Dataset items
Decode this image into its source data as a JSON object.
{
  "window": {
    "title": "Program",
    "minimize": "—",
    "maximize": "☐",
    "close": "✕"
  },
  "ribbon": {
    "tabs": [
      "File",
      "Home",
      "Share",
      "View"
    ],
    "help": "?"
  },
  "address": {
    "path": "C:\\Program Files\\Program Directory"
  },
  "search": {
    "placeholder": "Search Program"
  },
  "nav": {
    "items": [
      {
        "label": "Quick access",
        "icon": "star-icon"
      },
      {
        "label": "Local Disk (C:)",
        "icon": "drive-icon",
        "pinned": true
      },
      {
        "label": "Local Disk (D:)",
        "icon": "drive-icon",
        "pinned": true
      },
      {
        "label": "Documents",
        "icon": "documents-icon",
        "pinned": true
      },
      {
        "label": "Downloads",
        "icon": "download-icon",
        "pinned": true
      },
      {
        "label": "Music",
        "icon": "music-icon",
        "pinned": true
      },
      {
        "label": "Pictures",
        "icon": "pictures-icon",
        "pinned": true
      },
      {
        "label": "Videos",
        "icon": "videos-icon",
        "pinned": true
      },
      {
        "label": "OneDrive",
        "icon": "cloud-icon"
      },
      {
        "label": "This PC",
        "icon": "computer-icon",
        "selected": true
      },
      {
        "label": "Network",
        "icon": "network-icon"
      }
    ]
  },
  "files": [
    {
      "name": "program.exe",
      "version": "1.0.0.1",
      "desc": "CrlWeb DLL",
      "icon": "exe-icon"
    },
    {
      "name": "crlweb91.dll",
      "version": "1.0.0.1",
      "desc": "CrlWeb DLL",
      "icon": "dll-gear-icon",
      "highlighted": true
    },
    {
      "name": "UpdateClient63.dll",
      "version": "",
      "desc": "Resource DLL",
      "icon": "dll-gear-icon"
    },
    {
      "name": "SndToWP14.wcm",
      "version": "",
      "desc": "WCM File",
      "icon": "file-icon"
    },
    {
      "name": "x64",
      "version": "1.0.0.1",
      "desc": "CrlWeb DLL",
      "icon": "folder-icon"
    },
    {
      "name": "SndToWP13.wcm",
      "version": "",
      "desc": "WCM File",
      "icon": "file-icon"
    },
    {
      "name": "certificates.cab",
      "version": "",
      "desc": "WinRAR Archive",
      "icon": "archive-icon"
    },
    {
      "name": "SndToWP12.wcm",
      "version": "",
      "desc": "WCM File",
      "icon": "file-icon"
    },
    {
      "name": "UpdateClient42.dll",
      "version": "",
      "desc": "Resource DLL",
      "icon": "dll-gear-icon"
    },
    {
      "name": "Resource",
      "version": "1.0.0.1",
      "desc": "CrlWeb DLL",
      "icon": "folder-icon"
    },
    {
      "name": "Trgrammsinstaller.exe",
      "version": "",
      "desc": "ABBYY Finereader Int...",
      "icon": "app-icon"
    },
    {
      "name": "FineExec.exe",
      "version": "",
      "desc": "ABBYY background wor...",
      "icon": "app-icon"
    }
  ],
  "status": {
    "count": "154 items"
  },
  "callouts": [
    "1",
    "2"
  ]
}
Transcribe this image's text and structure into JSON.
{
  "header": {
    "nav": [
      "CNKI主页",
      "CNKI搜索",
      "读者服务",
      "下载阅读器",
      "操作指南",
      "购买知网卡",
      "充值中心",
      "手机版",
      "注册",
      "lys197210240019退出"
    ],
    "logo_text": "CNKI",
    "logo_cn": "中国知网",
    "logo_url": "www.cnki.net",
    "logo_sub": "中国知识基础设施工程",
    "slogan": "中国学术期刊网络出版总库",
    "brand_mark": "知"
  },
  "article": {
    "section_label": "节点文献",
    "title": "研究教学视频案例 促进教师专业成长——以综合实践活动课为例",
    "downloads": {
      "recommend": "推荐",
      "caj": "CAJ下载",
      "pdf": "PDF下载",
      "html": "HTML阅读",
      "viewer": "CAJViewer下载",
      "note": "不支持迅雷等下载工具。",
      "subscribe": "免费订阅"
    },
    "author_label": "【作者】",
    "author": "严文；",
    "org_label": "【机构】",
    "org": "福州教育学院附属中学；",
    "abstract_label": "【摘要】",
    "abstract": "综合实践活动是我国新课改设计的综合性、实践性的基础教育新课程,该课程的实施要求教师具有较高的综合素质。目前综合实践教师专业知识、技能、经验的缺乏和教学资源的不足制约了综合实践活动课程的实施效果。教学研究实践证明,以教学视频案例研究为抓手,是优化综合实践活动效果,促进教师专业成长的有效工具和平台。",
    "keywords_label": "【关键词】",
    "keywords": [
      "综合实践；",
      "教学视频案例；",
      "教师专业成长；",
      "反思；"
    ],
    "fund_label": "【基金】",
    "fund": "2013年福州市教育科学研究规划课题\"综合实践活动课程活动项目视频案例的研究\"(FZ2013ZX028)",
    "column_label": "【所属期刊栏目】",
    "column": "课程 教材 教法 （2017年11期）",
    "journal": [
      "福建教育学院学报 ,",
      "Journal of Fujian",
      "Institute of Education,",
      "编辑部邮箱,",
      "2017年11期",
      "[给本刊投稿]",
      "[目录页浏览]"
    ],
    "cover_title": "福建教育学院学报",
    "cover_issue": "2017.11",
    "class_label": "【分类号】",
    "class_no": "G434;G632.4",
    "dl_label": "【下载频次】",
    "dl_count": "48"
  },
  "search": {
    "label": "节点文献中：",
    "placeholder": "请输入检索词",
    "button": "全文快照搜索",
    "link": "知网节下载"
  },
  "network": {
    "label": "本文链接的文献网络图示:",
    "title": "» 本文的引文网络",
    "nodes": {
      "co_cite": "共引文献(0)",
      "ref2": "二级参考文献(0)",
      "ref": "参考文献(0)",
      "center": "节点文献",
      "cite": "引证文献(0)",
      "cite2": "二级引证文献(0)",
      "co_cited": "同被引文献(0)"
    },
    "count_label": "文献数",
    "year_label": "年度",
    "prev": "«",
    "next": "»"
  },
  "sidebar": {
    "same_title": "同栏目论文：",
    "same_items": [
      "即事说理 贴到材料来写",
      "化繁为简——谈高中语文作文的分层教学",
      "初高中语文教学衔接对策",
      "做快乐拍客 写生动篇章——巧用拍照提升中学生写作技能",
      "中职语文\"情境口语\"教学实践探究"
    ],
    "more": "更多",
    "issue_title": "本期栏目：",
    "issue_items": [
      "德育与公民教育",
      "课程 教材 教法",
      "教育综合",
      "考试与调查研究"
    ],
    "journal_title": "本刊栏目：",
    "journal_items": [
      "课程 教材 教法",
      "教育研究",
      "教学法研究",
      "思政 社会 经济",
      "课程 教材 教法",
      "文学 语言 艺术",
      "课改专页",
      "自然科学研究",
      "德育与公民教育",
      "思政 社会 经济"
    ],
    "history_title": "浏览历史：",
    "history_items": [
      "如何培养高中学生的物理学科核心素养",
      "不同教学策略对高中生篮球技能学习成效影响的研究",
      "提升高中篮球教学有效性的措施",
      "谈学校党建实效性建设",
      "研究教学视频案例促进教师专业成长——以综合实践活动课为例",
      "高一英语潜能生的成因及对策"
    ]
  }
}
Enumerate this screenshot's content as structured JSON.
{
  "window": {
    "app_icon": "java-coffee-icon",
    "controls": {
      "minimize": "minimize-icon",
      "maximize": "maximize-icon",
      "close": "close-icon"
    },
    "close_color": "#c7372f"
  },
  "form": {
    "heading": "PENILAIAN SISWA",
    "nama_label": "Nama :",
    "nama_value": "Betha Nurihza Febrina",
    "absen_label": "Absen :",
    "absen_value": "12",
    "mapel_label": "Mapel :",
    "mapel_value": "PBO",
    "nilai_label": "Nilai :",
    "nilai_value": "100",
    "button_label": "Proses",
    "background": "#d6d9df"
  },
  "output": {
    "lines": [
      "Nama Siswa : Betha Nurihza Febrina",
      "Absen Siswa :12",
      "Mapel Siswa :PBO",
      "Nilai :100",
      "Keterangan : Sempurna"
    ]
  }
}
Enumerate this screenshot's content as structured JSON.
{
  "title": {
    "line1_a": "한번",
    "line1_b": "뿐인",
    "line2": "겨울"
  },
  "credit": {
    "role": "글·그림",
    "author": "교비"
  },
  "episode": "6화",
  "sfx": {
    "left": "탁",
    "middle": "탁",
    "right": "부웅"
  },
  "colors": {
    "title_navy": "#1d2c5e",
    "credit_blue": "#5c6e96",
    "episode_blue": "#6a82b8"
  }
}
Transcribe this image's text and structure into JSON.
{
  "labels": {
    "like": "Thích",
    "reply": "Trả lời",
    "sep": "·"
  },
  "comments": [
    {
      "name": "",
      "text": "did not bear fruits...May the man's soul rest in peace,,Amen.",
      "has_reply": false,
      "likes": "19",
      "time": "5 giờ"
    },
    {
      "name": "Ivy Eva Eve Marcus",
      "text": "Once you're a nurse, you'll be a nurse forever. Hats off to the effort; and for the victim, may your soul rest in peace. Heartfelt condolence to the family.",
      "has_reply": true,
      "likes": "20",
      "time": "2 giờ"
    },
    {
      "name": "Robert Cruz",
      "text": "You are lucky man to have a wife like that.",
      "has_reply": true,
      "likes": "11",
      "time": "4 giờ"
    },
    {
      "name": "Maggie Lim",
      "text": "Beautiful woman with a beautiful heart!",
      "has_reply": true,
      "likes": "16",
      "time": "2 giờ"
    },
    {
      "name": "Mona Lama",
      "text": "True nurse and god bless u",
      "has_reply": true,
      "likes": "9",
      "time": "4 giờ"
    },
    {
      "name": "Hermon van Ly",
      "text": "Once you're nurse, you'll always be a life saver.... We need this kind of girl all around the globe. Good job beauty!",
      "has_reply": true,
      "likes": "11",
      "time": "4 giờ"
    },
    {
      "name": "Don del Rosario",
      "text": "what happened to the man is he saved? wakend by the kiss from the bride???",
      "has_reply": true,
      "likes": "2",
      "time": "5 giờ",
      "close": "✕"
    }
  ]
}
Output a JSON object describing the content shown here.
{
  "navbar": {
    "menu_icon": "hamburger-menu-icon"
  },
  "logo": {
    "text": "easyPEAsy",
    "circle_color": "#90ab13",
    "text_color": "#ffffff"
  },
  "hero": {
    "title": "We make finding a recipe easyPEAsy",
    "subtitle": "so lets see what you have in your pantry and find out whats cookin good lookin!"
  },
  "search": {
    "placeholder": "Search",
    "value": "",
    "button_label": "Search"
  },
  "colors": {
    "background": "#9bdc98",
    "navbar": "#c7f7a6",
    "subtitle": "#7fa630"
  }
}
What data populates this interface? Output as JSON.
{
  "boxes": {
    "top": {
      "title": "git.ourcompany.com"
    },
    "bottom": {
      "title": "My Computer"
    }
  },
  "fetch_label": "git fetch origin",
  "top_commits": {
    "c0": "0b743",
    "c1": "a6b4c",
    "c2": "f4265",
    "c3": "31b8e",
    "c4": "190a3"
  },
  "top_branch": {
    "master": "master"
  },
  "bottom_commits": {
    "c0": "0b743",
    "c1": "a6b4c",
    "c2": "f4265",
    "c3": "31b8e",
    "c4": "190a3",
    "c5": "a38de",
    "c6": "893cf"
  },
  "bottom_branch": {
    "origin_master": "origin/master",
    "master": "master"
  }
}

_SET PROBLEM_
Copy each line of the listing that includes "placeholder".

_FULL ANSWER_
    "placeholder": "Search Program"
    "placeholder": "请输入检索词",
    "placeholder": "Search",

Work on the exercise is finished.